■ Work to complete:
Count the lines below that contain the word "values", and give only that number.

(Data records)

◆ ◆ ◆ ◆ ◆

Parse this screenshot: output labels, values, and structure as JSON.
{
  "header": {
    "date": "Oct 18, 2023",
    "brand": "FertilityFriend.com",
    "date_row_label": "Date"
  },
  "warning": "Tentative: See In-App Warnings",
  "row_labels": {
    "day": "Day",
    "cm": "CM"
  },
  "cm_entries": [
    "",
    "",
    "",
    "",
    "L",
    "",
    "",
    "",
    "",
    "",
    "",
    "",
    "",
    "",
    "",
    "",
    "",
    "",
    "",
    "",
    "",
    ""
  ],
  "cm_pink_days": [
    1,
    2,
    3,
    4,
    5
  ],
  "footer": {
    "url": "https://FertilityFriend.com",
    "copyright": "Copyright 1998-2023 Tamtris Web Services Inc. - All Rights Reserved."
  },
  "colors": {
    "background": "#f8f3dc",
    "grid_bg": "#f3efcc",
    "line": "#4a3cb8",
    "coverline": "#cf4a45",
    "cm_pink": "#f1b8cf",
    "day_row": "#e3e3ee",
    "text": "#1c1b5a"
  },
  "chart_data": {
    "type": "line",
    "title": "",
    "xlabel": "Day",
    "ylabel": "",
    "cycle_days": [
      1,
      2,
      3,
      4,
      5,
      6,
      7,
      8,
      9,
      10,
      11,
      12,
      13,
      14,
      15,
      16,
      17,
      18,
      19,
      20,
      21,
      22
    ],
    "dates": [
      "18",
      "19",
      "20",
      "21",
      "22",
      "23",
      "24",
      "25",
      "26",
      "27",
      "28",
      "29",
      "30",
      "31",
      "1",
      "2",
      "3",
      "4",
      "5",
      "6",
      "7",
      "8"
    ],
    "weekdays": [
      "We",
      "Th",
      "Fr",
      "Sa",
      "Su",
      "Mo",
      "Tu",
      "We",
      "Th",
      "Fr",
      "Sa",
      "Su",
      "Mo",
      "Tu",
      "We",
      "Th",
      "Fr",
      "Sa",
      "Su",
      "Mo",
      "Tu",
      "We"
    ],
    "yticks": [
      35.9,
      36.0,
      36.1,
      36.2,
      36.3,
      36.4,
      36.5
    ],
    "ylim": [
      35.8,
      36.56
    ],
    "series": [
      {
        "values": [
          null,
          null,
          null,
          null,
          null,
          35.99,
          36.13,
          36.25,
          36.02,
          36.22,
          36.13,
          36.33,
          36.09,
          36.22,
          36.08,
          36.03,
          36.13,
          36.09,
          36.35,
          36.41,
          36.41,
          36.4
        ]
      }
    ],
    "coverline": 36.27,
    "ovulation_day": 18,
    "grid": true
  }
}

◆ ◆ ◆ ◆ ◆

■ Output of the task:
2